(Figure record extracts)
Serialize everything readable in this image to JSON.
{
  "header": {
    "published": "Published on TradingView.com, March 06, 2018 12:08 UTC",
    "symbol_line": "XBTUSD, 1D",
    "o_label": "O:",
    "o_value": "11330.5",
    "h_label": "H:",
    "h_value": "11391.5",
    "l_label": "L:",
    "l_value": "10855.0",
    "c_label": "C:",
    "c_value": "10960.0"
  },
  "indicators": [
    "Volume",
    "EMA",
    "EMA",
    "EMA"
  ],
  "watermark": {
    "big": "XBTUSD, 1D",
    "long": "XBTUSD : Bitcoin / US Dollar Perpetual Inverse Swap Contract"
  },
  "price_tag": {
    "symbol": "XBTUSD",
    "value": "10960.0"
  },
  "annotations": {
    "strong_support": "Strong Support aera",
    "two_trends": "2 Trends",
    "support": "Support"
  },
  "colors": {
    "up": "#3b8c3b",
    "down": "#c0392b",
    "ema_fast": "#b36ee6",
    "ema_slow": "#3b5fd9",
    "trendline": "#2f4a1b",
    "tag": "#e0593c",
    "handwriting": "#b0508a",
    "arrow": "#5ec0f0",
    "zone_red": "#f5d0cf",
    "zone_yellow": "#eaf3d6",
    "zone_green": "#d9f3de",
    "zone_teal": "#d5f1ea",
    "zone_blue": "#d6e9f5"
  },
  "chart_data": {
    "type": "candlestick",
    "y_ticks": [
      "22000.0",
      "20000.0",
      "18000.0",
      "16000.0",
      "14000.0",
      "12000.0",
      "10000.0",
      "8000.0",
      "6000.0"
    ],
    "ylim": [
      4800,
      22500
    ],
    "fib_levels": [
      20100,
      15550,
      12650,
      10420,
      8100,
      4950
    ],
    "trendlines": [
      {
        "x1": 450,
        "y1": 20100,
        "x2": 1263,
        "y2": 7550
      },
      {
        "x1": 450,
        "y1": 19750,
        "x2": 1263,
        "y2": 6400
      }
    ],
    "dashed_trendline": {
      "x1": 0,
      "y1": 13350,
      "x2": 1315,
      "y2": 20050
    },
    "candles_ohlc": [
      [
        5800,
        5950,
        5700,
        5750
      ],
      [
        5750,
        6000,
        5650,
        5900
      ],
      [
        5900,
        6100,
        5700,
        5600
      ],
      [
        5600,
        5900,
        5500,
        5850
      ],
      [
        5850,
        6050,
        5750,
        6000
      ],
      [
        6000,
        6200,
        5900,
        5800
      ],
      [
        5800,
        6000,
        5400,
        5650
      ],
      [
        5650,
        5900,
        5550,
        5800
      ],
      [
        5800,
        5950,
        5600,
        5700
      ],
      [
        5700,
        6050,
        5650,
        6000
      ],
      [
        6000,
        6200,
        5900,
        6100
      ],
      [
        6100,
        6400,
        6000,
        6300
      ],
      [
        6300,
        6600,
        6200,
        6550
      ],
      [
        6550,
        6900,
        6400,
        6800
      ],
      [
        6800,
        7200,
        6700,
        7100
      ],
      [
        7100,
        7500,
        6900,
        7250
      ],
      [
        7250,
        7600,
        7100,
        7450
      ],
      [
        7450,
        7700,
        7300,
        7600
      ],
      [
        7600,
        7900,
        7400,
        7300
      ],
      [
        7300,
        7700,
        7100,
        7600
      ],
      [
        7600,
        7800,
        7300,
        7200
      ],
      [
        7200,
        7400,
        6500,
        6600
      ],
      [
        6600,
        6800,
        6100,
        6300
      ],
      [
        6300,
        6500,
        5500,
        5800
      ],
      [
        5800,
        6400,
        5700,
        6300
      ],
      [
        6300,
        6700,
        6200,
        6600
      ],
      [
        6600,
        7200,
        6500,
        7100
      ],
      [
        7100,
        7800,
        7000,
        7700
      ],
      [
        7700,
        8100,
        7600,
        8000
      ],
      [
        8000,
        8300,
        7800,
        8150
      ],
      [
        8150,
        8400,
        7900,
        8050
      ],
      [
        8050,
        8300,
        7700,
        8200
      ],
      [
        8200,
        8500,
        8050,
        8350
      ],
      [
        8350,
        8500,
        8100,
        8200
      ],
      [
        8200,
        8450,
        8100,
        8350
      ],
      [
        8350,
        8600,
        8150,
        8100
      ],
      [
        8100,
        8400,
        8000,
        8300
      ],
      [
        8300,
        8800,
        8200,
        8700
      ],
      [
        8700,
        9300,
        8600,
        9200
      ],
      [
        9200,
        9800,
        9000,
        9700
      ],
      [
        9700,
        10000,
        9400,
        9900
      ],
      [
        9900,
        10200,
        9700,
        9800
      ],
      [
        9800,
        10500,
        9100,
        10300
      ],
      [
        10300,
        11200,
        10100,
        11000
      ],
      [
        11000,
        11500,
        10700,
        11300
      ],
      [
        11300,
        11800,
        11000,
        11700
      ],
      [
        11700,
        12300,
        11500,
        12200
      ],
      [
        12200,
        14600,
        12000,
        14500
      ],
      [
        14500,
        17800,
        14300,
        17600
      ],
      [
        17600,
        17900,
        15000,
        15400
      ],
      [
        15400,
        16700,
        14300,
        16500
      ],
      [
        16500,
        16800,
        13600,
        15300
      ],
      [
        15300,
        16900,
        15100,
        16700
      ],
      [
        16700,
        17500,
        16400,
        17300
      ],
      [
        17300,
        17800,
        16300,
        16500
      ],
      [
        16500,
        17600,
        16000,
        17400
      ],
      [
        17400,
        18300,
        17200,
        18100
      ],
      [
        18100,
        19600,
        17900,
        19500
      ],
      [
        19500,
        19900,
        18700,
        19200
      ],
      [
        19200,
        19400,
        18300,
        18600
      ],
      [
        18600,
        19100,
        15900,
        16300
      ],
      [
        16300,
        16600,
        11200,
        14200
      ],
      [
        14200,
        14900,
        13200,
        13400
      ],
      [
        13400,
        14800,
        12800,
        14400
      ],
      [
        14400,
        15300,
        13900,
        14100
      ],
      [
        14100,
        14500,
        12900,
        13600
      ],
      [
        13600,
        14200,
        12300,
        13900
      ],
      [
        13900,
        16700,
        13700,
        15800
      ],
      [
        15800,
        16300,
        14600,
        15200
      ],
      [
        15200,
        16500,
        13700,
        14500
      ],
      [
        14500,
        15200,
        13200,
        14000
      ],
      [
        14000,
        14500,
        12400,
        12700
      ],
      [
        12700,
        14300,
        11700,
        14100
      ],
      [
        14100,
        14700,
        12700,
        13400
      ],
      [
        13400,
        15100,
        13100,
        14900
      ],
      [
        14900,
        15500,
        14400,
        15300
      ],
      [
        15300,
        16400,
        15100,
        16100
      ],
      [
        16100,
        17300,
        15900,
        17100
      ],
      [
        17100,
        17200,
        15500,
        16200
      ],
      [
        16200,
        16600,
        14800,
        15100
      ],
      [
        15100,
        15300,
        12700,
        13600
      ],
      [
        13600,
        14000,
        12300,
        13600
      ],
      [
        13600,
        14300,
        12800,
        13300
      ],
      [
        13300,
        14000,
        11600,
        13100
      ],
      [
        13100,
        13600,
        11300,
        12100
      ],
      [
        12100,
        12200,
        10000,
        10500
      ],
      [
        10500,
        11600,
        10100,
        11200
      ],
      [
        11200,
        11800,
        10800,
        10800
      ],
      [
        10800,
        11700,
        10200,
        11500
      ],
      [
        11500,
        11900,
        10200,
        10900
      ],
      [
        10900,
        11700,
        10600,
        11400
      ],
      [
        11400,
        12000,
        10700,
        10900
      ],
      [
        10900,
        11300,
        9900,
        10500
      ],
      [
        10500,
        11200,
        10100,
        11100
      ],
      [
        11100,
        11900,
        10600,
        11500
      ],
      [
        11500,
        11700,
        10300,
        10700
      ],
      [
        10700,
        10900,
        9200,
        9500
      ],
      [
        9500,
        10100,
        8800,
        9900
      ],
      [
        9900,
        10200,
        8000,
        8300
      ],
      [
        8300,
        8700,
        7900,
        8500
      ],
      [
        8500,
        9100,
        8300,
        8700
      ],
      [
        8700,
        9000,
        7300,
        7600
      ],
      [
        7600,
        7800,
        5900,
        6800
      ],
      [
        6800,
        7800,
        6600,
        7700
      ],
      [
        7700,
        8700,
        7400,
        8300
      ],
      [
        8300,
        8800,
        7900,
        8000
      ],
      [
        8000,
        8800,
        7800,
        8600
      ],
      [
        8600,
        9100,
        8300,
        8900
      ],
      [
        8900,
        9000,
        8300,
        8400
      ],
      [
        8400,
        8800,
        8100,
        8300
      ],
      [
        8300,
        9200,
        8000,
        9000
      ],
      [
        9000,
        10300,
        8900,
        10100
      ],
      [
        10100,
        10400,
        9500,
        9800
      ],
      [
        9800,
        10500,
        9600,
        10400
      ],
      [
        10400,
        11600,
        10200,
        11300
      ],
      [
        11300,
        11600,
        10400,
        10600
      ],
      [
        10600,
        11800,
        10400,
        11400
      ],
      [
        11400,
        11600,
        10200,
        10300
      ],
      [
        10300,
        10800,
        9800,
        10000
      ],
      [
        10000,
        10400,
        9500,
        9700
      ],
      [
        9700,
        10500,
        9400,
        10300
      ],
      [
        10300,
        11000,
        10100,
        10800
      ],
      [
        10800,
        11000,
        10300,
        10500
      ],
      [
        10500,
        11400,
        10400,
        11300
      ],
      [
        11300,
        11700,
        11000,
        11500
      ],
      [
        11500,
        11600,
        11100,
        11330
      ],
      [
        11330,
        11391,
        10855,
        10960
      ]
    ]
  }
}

**Task goal**
Find and copy each line above that includes the string "Support".

**Solution to this task**
    "strong_support": "Strong Support aera",
    "support": "Support"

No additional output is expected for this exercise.